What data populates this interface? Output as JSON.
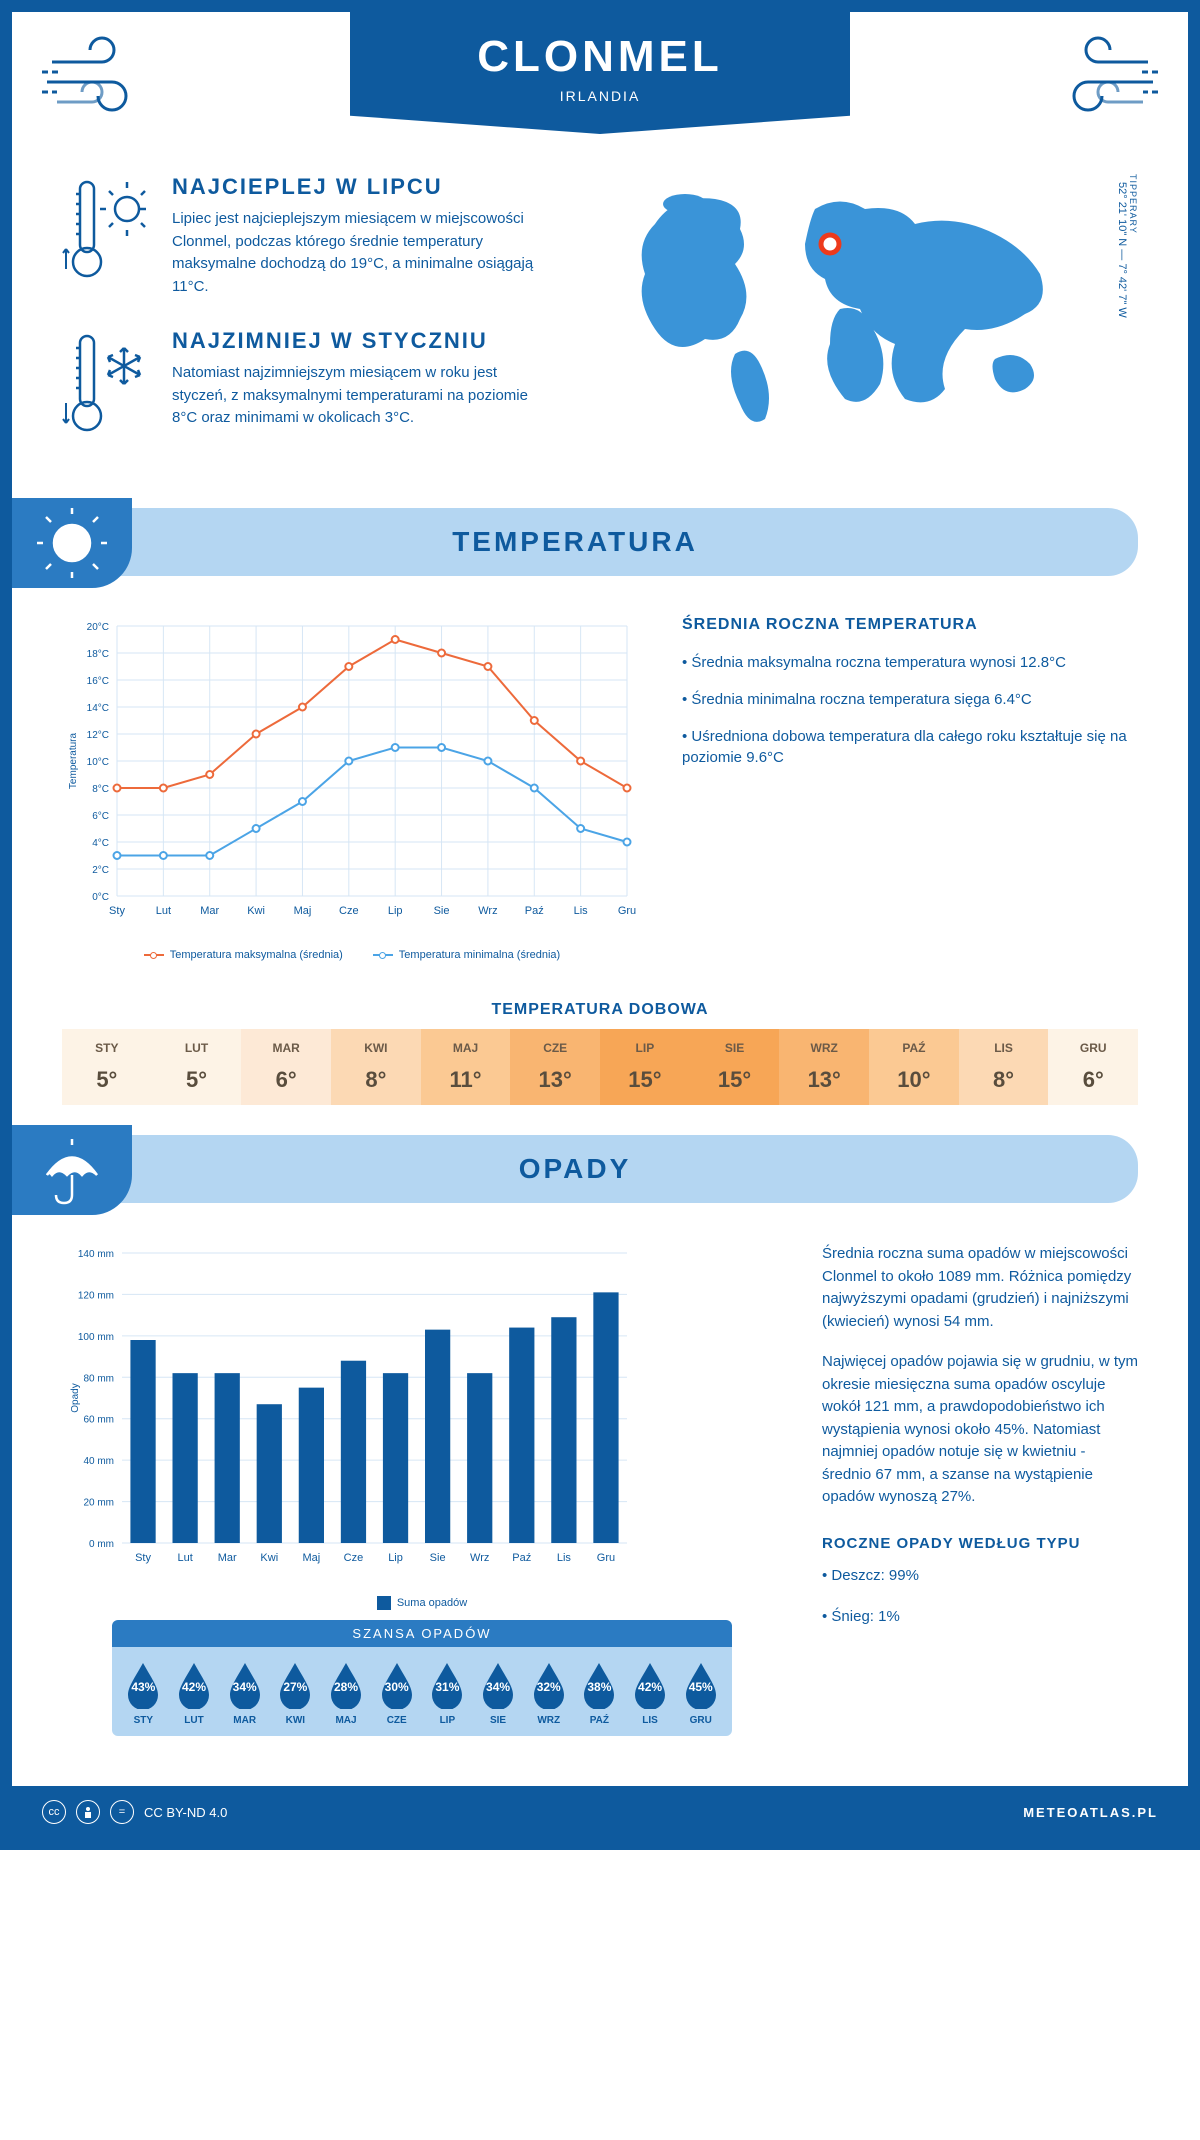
{
  "header": {
    "city": "CLONMEL",
    "country": "IRLANDIA"
  },
  "coords": {
    "lat": "52° 21' 10\" N — 7° 42' 7\" W",
    "region": "TIPPERARY"
  },
  "intro": {
    "hot": {
      "title": "NAJCIEPLEJ W LIPCU",
      "body": "Lipiec jest najcieplejszym miesiącem w miejscowości Clonmel, podczas którego średnie temperatury maksymalne dochodzą do 19°C, a minimalne osiągają 11°C."
    },
    "cold": {
      "title": "NAJZIMNIEJ W STYCZNIU",
      "body": "Natomiast najzimniejszym miesiącem w roku jest styczeń, z maksymalnymi temperaturami na poziomie 8°C oraz minimami w okolicach 3°C."
    }
  },
  "temperature": {
    "section_title": "TEMPERATURA",
    "chart": {
      "type": "line",
      "ylabel": "Temperatura",
      "months": [
        "Sty",
        "Lut",
        "Mar",
        "Kwi",
        "Maj",
        "Cze",
        "Lip",
        "Sie",
        "Wrz",
        "Paź",
        "Lis",
        "Gru"
      ],
      "ylim": [
        0,
        20
      ],
      "ytick_step": 2,
      "ytick_suffix": "°C",
      "grid_color": "#d6e6f5",
      "series": [
        {
          "name": "Temperatura maksymalna (średnia)",
          "color": "#ed6a3b",
          "values": [
            8,
            8,
            9,
            12,
            14,
            17,
            19,
            18,
            17,
            13,
            10,
            8
          ]
        },
        {
          "name": "Temperatura minimalna (średnia)",
          "color": "#4ba4e6",
          "values": [
            3,
            3,
            3,
            5,
            7,
            10,
            11,
            11,
            10,
            8,
            5,
            4
          ]
        }
      ]
    },
    "stats": {
      "title": "ŚREDNIA ROCZNA TEMPERATURA",
      "bullets": [
        "Średnia maksymalna roczna temperatura wynosi 12.8°C",
        "Średnia minimalna roczna temperatura sięga 6.4°C",
        "Uśredniona dobowa temperatura dla całego roku kształtuje się na poziomie 9.6°C"
      ]
    },
    "daily": {
      "title": "TEMPERATURA DOBOWA",
      "months": [
        "STY",
        "LUT",
        "MAR",
        "KWI",
        "MAJ",
        "CZE",
        "LIP",
        "SIE",
        "WRZ",
        "PAŹ",
        "LIS",
        "GRU"
      ],
      "values": [
        "5°",
        "5°",
        "6°",
        "8°",
        "11°",
        "13°",
        "15°",
        "15°",
        "13°",
        "10°",
        "8°",
        "6°"
      ],
      "colors": [
        "#fdf3e6",
        "#fdf3e6",
        "#fde9d6",
        "#fcd9b4",
        "#fbc993",
        "#f9b571",
        "#f7a656",
        "#f7a656",
        "#f9b571",
        "#fbc993",
        "#fcd9b4",
        "#fdf3e6"
      ]
    }
  },
  "precip": {
    "section_title": "OPADY",
    "chart": {
      "type": "bar",
      "ylabel": "Opady",
      "months": [
        "Sty",
        "Lut",
        "Mar",
        "Kwi",
        "Maj",
        "Cze",
        "Lip",
        "Sie",
        "Wrz",
        "Paź",
        "Lis",
        "Gru"
      ],
      "ylim": [
        0,
        140
      ],
      "ytick_step": 20,
      "ytick_suffix": " mm",
      "bar_color": "#0e5a9e",
      "grid_color": "#d6e6f5",
      "values": [
        98,
        82,
        82,
        67,
        75,
        88,
        82,
        103,
        82,
        104,
        109,
        121
      ],
      "legend": "Suma opadów"
    },
    "text": {
      "p1": "Średnia roczna suma opadów w miejscowości Clonmel to około 1089 mm. Różnica pomiędzy najwyższymi opadami (grudzień) i najniższymi (kwiecień) wynosi 54 mm.",
      "p2": "Najwięcej opadów pojawia się w grudniu, w tym okresie miesięczna suma opadów oscyluje wokół 121 mm, a prawdopodobieństwo ich wystąpienia wynosi około 45%. Natomiast najmniej opadów notuje się w kwietniu - średnio 67 mm, a szanse na wystąpienie opadów wynoszą 27%.",
      "type_title": "ROCZNE OPADY WEDŁUG TYPU",
      "type_bullets": [
        "Deszcz: 99%",
        "Śnieg: 1%"
      ]
    },
    "chance": {
      "title": "SZANSA OPADÓW",
      "months": [
        "STY",
        "LUT",
        "MAR",
        "KWI",
        "MAJ",
        "CZE",
        "LIP",
        "SIE",
        "WRZ",
        "PAŹ",
        "LIS",
        "GRU"
      ],
      "values": [
        "43%",
        "42%",
        "34%",
        "27%",
        "28%",
        "30%",
        "31%",
        "34%",
        "32%",
        "38%",
        "42%",
        "45%"
      ],
      "drop_color": "#0e5a9e"
    }
  },
  "footer": {
    "license": "CC BY-ND 4.0",
    "site": "METEOATLAS.PL"
  }
}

######

» Short task: Wherever the word "jest" occurs in a line of the listing, copy that line.

» Output of the exercise:
      "body": "Lipiec jest najcieplejszym miesiącem w miejscowości Clonmel, podczas którego średnie temperatury maksymalne dochodzą do 19°C, a minimalne osiągają 11°C."
      "body": "Natomiast najzimniejszym miesiącem w roku jest styczeń, z maksymalnymi temperaturami na poziomie 8°C oraz minimami w okolicach 3°C."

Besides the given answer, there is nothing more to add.